Advance · 25/12/2021 16:47

Intro:

"I’ve seen from the inside how the corporation has failed in its reporting on the pandemic

I have been a BBC journalist for many years, and in that time I have been committed to impartiality and the corporation’s Reithian values to inform and educate. My despair about the BBC’s one-sided coverage of the pandemic though has been steadily growing for some time. And in early December, as I listened to a BBC radio broadcast, I felt the corporation reach a new low."

Here is a link through the paywall:
archive.md/EIZZW

Maybe a whistle blower from The Guardian will do one soon!

OP posts:
Lucidas · 27/12/2021 09:05

I can’t believe it took the pandemic for pepper to mistrust the BBC.

And then throw themselves into the arms of the equally biased Torygraph. Enlightenment beckons for sure.

puppeteer · 27/12/2021 09:05

@SantaClawsServiette: I have wondered, if Trump hadn't been in office at the time, would they have taken a different approach?

Been a while since I read it, but I think this is one of the conclusions Toby Green comes to in his book, The Covid Consensus. To very much over-simplify, he characterises it as the international centrists and left basically doing their very best to ensure the populist right get one in the eye. It seemed a bit of a reach and I feel I am still trying to digest his rationale.

puppeteer · 27/12/2021 09:19

reading a variety of sources is important (but not just the telegraph and spectator if you are after balance).

In my experience, that's rather been the problem. If one was looking for an alternate view, you had to look quite hard.

The BBC certainly wasn't providing it. Traditional bastions of enlightenment (NYC, Guardian) basically towed the government and consensus line.

I agree the publications you mention do not constitute balance on their own, but there wasn't much else.

For example, it was only around September this year, that the Economist gave space to some academic work that considered the cost/benefit of lockdown.

# STORED DATA
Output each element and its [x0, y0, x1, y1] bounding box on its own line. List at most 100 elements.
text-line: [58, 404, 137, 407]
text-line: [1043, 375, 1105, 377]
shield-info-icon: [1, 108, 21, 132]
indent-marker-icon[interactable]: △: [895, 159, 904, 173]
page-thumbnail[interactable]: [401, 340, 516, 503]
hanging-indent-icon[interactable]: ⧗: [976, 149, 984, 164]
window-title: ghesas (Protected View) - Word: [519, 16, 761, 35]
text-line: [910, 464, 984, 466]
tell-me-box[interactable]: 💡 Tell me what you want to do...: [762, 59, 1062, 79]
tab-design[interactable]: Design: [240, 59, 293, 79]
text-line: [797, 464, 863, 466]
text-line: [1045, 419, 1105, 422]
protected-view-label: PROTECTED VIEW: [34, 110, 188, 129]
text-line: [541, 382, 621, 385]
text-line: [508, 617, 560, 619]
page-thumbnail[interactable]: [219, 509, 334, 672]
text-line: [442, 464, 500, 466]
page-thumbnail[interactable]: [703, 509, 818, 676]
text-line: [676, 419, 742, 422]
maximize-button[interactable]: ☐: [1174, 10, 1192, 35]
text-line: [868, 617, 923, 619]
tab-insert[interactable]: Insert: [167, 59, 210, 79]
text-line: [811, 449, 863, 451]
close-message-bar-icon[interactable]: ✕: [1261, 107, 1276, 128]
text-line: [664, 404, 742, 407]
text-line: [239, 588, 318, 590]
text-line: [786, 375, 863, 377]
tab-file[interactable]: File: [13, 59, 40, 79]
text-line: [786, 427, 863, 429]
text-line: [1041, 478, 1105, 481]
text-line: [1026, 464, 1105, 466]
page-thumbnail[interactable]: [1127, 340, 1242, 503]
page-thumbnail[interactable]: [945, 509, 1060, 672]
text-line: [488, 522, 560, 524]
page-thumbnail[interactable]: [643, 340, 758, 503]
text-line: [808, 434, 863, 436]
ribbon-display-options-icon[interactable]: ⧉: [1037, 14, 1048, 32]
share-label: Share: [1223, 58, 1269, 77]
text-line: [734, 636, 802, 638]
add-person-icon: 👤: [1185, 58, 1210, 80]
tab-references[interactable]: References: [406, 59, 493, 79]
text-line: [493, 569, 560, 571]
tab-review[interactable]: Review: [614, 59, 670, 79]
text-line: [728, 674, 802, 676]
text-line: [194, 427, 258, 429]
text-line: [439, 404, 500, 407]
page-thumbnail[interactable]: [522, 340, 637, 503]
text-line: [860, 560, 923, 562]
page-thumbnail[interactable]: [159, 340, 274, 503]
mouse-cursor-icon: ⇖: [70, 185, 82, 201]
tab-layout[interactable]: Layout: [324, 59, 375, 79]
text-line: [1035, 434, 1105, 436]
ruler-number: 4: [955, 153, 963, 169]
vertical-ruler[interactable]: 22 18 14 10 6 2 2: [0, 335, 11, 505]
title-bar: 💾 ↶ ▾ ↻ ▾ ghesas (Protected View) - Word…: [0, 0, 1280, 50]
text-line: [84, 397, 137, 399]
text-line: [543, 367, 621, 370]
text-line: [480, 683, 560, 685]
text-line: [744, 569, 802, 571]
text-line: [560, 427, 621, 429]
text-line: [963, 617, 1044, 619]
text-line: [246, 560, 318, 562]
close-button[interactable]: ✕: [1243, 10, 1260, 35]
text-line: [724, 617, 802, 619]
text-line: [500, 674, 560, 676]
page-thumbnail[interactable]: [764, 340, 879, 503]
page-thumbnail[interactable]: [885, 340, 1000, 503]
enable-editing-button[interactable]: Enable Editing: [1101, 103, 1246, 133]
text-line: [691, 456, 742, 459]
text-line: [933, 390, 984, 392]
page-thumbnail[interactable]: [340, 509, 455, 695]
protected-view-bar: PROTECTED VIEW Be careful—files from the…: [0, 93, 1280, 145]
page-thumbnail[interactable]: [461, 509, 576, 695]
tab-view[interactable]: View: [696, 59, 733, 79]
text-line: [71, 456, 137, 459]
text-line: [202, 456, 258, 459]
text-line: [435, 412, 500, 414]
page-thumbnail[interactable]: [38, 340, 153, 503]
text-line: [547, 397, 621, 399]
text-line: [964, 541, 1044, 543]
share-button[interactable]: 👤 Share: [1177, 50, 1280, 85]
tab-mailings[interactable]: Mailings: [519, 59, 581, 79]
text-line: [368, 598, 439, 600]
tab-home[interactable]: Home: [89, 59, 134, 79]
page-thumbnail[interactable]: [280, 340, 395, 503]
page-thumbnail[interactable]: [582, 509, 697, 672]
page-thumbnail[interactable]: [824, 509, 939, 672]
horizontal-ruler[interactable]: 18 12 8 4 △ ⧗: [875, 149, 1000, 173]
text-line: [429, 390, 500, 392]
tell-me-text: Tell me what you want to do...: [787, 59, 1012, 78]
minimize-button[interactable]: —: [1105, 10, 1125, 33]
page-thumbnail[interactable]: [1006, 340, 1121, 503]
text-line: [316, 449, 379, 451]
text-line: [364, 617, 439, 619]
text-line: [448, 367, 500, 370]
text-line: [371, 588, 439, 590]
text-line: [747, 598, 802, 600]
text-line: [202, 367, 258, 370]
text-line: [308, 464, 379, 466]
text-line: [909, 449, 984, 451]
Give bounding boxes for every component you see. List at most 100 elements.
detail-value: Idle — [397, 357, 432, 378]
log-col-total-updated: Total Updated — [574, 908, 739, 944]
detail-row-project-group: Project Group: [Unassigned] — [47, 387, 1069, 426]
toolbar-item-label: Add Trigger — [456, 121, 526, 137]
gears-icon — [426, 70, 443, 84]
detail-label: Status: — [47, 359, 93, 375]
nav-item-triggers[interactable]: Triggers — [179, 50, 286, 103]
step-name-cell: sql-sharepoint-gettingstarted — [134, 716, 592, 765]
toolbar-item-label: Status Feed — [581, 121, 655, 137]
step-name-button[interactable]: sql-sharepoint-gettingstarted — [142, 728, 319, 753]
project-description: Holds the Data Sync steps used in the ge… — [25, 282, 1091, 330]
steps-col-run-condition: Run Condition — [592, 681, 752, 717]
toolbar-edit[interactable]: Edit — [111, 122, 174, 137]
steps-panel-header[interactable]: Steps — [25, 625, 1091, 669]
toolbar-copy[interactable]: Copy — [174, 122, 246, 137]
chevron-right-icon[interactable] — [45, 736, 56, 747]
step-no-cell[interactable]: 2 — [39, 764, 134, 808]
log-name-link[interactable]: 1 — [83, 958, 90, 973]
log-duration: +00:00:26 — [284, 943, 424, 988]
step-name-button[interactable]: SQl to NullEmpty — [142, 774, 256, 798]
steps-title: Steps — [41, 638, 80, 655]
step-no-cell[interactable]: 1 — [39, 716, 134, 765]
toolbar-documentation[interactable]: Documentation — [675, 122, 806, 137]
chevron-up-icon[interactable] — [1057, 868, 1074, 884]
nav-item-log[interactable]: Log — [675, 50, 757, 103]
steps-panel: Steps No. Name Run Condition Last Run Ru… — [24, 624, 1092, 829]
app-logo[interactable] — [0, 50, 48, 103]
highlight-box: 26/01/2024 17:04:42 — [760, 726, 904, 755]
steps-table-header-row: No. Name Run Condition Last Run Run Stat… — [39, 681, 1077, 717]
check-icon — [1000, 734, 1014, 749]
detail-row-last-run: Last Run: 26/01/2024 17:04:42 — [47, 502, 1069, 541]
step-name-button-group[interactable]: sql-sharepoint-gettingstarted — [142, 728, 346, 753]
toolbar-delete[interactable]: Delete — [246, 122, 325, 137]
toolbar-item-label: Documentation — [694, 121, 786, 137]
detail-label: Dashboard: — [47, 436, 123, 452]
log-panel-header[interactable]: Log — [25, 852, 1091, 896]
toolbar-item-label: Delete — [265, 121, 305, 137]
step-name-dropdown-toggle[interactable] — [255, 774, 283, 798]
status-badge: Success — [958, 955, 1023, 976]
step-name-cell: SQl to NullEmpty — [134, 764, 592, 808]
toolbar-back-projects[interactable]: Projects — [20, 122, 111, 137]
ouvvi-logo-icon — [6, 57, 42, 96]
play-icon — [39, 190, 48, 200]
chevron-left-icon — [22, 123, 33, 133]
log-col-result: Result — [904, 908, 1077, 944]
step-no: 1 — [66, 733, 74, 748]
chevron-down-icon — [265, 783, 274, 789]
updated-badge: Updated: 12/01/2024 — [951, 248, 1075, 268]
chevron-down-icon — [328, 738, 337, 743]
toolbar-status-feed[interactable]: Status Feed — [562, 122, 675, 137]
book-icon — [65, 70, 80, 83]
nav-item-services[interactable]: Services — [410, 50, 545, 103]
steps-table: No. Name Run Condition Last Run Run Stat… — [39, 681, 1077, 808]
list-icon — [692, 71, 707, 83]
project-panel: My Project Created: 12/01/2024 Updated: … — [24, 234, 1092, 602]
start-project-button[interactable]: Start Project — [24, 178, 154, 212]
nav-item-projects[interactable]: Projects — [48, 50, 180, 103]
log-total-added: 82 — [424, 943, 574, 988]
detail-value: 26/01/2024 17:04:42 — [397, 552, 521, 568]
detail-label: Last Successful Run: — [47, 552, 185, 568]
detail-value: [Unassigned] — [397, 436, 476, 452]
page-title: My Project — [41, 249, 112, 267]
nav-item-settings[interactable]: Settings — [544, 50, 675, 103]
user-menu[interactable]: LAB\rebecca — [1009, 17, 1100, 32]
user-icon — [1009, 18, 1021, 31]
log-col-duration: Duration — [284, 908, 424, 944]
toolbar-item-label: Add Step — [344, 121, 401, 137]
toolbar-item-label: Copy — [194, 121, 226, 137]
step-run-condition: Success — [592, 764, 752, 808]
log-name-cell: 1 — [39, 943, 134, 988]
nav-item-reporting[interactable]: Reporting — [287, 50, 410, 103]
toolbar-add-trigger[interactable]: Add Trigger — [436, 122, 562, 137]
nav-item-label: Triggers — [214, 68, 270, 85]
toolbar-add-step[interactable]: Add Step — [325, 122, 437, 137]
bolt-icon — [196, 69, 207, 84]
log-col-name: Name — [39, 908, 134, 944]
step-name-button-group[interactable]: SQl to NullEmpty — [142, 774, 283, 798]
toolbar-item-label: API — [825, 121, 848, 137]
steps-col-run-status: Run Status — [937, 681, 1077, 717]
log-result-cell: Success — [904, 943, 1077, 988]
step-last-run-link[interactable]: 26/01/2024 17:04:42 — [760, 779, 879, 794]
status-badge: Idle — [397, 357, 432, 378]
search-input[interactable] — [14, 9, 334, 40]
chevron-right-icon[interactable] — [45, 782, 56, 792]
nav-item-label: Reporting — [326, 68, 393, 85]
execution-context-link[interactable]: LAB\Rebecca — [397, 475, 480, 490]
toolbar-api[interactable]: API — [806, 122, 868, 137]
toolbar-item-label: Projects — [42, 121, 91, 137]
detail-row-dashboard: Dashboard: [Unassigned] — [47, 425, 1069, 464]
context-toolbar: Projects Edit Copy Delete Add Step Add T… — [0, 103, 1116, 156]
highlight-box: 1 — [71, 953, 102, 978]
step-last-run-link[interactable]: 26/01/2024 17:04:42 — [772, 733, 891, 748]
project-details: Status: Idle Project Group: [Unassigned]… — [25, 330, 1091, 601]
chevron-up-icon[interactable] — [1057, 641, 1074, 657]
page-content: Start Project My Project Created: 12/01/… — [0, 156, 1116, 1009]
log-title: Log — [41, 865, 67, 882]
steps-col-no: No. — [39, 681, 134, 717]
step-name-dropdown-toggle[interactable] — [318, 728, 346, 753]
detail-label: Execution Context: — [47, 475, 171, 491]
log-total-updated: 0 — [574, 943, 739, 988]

# ASSIGNMENT 1
Transcribe from the forum thread about the BBC's pandemic coverage the part that opens with the words containing "reading a variety" and closes with "cost/benefit of lockdown.".
# ASSIGNMENT 2
In the forum thread about the BBC's pandemic coverage, what is the title of the book by Toby Green that puppeteer mentions?
Rely only on the forum thread about the BBC's pandemic coverage, not on the data.

# EXERCISE OUTPUT 1
reading a variety of sources is important (but not just the telegraph and spectator if you are after balance).

In my experience, that's rather been the problem. If one was looking for an alternate view, you had to look quite hard.

The BBC certainly wasn't providing it. Traditional bastions of enlightenment (NYC, Guardian) basically towed the government and consensus line.

I agree the publications you mention do not constitute balance on their own, but there wasn't much else.

For example, it was only around September this year, that the Economist gave space to some academic work that considered the cost/benefit of lockdown.

# EXERCISE OUTPUT 2
The Covid Consensus